— start —

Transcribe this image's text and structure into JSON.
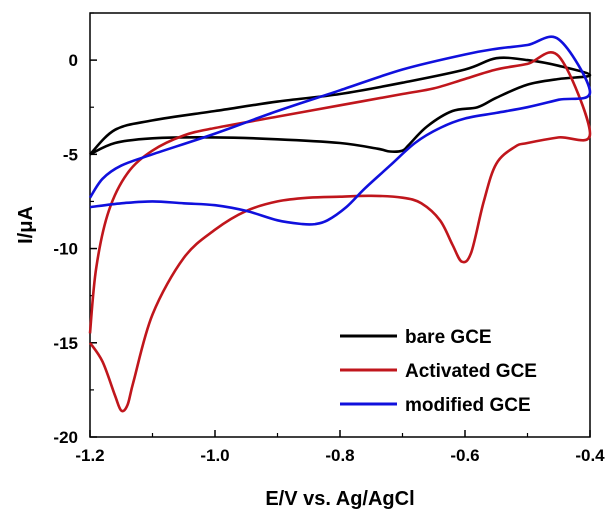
{
  "chart_data": {
    "type": "line",
    "title": "",
    "xlabel": "E/V vs. Ag/AgCl",
    "ylabel": "I/μA",
    "xlim": [
      -1.2,
      -0.4
    ],
    "ylim": [
      -20,
      2.5
    ],
    "xticks": [
      -1.2,
      -1.0,
      -0.8,
      -0.6,
      -0.4
    ],
    "xtick_labels": [
      "-1.2",
      "-1.0",
      "-0.8",
      "-0.6",
      "-0.4"
    ],
    "yticks": [
      0,
      -5,
      -10,
      -15,
      -20
    ],
    "ytick_labels": [
      "0",
      "-5",
      "-10",
      "-15",
      "-20"
    ],
    "grid": false,
    "legend_position": "bottom-right",
    "series": [
      {
        "name": "bare GCE",
        "color": "#000000",
        "x": [
          -1.2,
          -1.16,
          -1.1,
          -1.0,
          -0.9,
          -0.8,
          -0.74,
          -0.72,
          -0.7,
          -0.69,
          -0.66,
          -0.62,
          -0.58,
          -0.55,
          -0.5,
          -0.45,
          -0.4,
          -0.45,
          -0.5,
          -0.55,
          -0.6,
          -0.7,
          -0.8,
          -0.9,
          -1.0,
          -1.1,
          -1.16,
          -1.2
        ],
        "y": [
          -5.0,
          -4.4,
          -4.15,
          -4.1,
          -4.2,
          -4.4,
          -4.7,
          -4.85,
          -4.8,
          -4.5,
          -3.5,
          -2.7,
          -2.5,
          -2.0,
          -1.3,
          -1.0,
          -0.8,
          -0.3,
          0.0,
          0.1,
          -0.5,
          -1.2,
          -1.8,
          -2.2,
          -2.7,
          -3.2,
          -3.7,
          -5.0
        ]
      },
      {
        "name": "Activated GCE",
        "color": "#c0161c",
        "x": [
          -1.2,
          -1.18,
          -1.16,
          -1.15,
          -1.14,
          -1.13,
          -1.1,
          -1.05,
          -1.0,
          -0.95,
          -0.9,
          -0.85,
          -0.8,
          -0.75,
          -0.7,
          -0.67,
          -0.64,
          -0.62,
          -0.605,
          -0.59,
          -0.57,
          -0.55,
          -0.52,
          -0.5,
          -0.45,
          -0.4,
          -0.45,
          -0.5,
          -0.55,
          -0.6,
          -0.65,
          -0.7,
          -0.8,
          -0.9,
          -1.0,
          -1.05,
          -1.1,
          -1.14,
          -1.17,
          -1.19,
          -1.2
        ],
        "y": [
          -15.0,
          -16.0,
          -17.8,
          -18.6,
          -18.3,
          -17.0,
          -13.5,
          -10.5,
          -9.0,
          -8.0,
          -7.5,
          -7.3,
          -7.25,
          -7.2,
          -7.3,
          -7.6,
          -8.5,
          -9.8,
          -10.7,
          -10.2,
          -7.5,
          -5.5,
          -4.6,
          -4.4,
          -4.1,
          -3.9,
          0.2,
          -0.2,
          -0.5,
          -1.0,
          -1.5,
          -1.8,
          -2.4,
          -3.0,
          -3.6,
          -4.0,
          -4.8,
          -6.0,
          -8.0,
          -11.0,
          -14.5
        ]
      },
      {
        "name": "modified GCE",
        "color": "#1010dd",
        "x": [
          -1.2,
          -1.15,
          -1.1,
          -1.05,
          -1.0,
          -0.95,
          -0.9,
          -0.86,
          -0.84,
          -0.82,
          -0.79,
          -0.76,
          -0.72,
          -0.68,
          -0.64,
          -0.6,
          -0.55,
          -0.5,
          -0.45,
          -0.4,
          -0.45,
          -0.5,
          -0.55,
          -0.6,
          -0.7,
          -0.8,
          -0.9,
          -1.0,
          -1.1,
          -1.15,
          -1.18,
          -1.2
        ],
        "y": [
          -7.8,
          -7.6,
          -7.5,
          -7.6,
          -7.7,
          -8.0,
          -8.5,
          -8.7,
          -8.7,
          -8.5,
          -7.8,
          -6.8,
          -5.6,
          -4.4,
          -3.6,
          -3.1,
          -2.8,
          -2.5,
          -2.1,
          -1.7,
          1.1,
          0.8,
          0.6,
          0.3,
          -0.5,
          -1.6,
          -2.7,
          -3.9,
          -5.0,
          -5.6,
          -6.3,
          -7.3
        ]
      }
    ]
  }
}
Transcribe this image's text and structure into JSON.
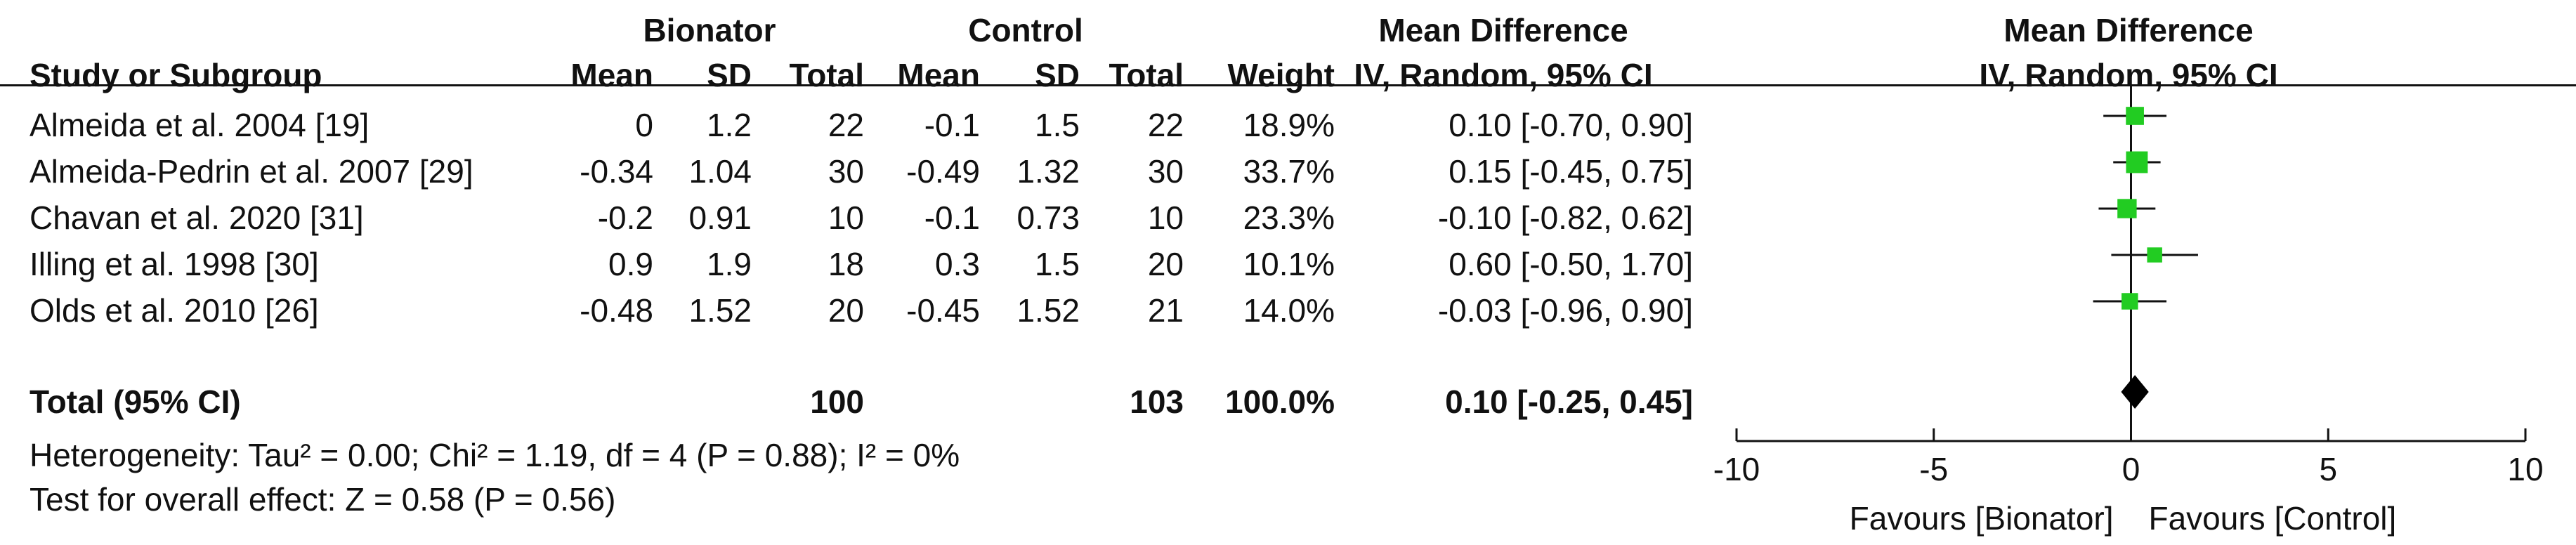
{
  "header": {
    "group1": "Bionator",
    "group2": "Control",
    "md_title": "Mean Difference",
    "plot_title": "Mean Difference",
    "study_col": "Study or Subgroup",
    "mean1": "Mean",
    "sd1": "SD",
    "total1": "Total",
    "mean2": "Mean",
    "sd2": "SD",
    "total2": "Total",
    "weight": "Weight",
    "md_method": "IV, Random, 95% CI",
    "plot_method": "IV, Random, 95% CI"
  },
  "rows": [
    {
      "study": "Almeida et al. 2004 [19]",
      "mean1": "0",
      "sd1": "1.2",
      "total1": "22",
      "mean2": "-0.1",
      "sd2": "1.5",
      "total2": "22",
      "weight": "18.9%",
      "ci": "0.10 [-0.70, 0.90]"
    },
    {
      "study": "Almeida-Pedrin et al. 2007 [29]",
      "mean1": "-0.34",
      "sd1": "1.04",
      "total1": "30",
      "mean2": "-0.49",
      "sd2": "1.32",
      "total2": "30",
      "weight": "33.7%",
      "ci": "0.15 [-0.45, 0.75]"
    },
    {
      "study": "Chavan et al. 2020 [31]",
      "mean1": "-0.2",
      "sd1": "0.91",
      "total1": "10",
      "mean2": "-0.1",
      "sd2": "0.73",
      "total2": "10",
      "weight": "23.3%",
      "ci": "-0.10 [-0.82, 0.62]"
    },
    {
      "study": "Illing et al. 1998 [30]",
      "mean1": "0.9",
      "sd1": "1.9",
      "total1": "18",
      "mean2": "0.3",
      "sd2": "1.5",
      "total2": "20",
      "weight": "10.1%",
      "ci": "0.60 [-0.50, 1.70]"
    },
    {
      "study": "Olds et al. 2010 [26]",
      "mean1": "-0.48",
      "sd1": "1.52",
      "total1": "20",
      "mean2": "-0.45",
      "sd2": "1.52",
      "total2": "21",
      "weight": "14.0%",
      "ci": "-0.03 [-0.96, 0.90]"
    }
  ],
  "total": {
    "label": "Total (95% CI)",
    "total1": "100",
    "total2": "103",
    "weight": "100.0%",
    "ci": "0.10 [-0.25, 0.45]"
  },
  "heterogeneity": "Heterogeneity: Tau² = 0.00; Chi² = 1.19, df = 4 (P = 0.88); I² = 0%",
  "overall_effect": "Test for overall effect: Z = 0.58 (P = 0.56)",
  "favours_left": "Favours [Bionator]",
  "favours_right": "Favours [Control]",
  "colors": {
    "marker": "#22cc22",
    "diamond": "#000000",
    "line": "#111111"
  },
  "chart_data": {
    "type": "forest",
    "xlim": [
      -10,
      10
    ],
    "ticks": [
      -10,
      -5,
      0,
      5,
      10
    ],
    "tick_labels": [
      "-10",
      "-5",
      "0",
      "5",
      "10"
    ],
    "studies": [
      {
        "name": "Almeida et al. 2004 [19]",
        "md": 0.1,
        "lo": -0.7,
        "hi": 0.9,
        "weight": 18.9
      },
      {
        "name": "Almeida-Pedrin et al. 2007 [29]",
        "md": 0.15,
        "lo": -0.45,
        "hi": 0.75,
        "weight": 33.7
      },
      {
        "name": "Chavan et al. 2020 [31]",
        "md": -0.1,
        "lo": -0.82,
        "hi": 0.62,
        "weight": 23.3
      },
      {
        "name": "Illing et al. 1998 [30]",
        "md": 0.6,
        "lo": -0.5,
        "hi": 1.7,
        "weight": 10.1
      },
      {
        "name": "Olds et al. 2010 [26]",
        "md": -0.03,
        "lo": -0.96,
        "hi": 0.9,
        "weight": 14.0
      }
    ],
    "pooled": {
      "md": 0.1,
      "lo": -0.25,
      "hi": 0.45
    }
  }
}
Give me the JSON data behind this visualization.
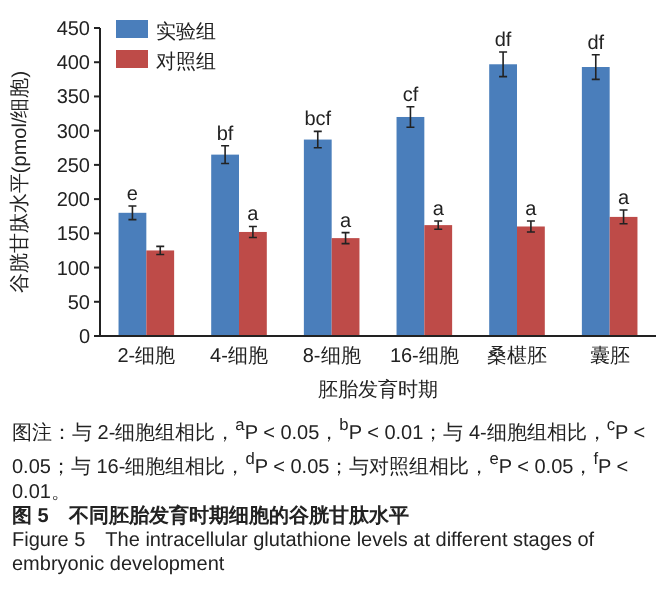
{
  "chart_data": {
    "type": "bar",
    "title": "图 5　不同胚胎发育时期细胞的谷胱甘肽水平",
    "subtitle": "Figure 5　The intracellular glutathione levels at different stages of embryonic development",
    "xlabel": "胚胎发育时期",
    "ylabel": "谷胱甘肽水平(pmol/细胞)",
    "categories": [
      "2-细胞",
      "4-细胞",
      "8-细胞",
      "16-细胞",
      "桑椹胚",
      "囊胚"
    ],
    "series": [
      {
        "name": "实验组",
        "color": "#4a7ebb",
        "values": [
          180,
          265,
          287,
          320,
          397,
          393
        ],
        "errors": [
          10,
          13,
          12,
          15,
          18,
          18
        ]
      },
      {
        "name": "对照组",
        "color": "#be4b48",
        "values": [
          125,
          152,
          143,
          162,
          160,
          174
        ],
        "errors": [
          6,
          8,
          8,
          6,
          8,
          10
        ]
      }
    ],
    "ylim": [
      0,
      450
    ],
    "yticks": [
      0,
      50,
      100,
      150,
      200,
      250,
      300,
      350,
      400,
      450
    ],
    "grid": false,
    "legend": "top left",
    "annotations": [
      {
        "text": "e",
        "x": "2-细胞",
        "y": 180
      },
      {
        "text": "bf",
        "x": "4-细胞",
        "y": 265
      },
      {
        "text": "bcf",
        "x": "8-细胞",
        "y": 287
      },
      {
        "text": "cf",
        "x": "16-细胞",
        "y": 320
      },
      {
        "text": "df",
        "x": "桑椹胚",
        "y": 397
      },
      {
        "text": "df",
        "x": "囊胚",
        "y": 393
      },
      {
        "text": "a",
        "x": "4-细胞",
        "y": 152
      },
      {
        "text": "a",
        "x": "8-细胞",
        "y": 143
      },
      {
        "text": "a",
        "x": "16-细胞",
        "y": 162
      },
      {
        "text": "a",
        "x": "桑椹胚",
        "y": 160
      },
      {
        "text": "a",
        "x": "囊胚",
        "y": 174
      },
      "图注：与 2-细胞组相比，$^{a}$P < 0.05，$^{b}$P < 0.01；与 4-细胞组相比，$^{c}$P < 0.05；与 16-细胞组相比，$^{d}$P < 0.05；与对照组相比，$^{e}$P < 0.05，$^{f}$P < 0.01。"
    ]
  }
}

— end —

TO DO: The word "Olds" may appear on some lines of these records; state how many such lines there are, and nothing else.

WRITTEN RESPONSE: 2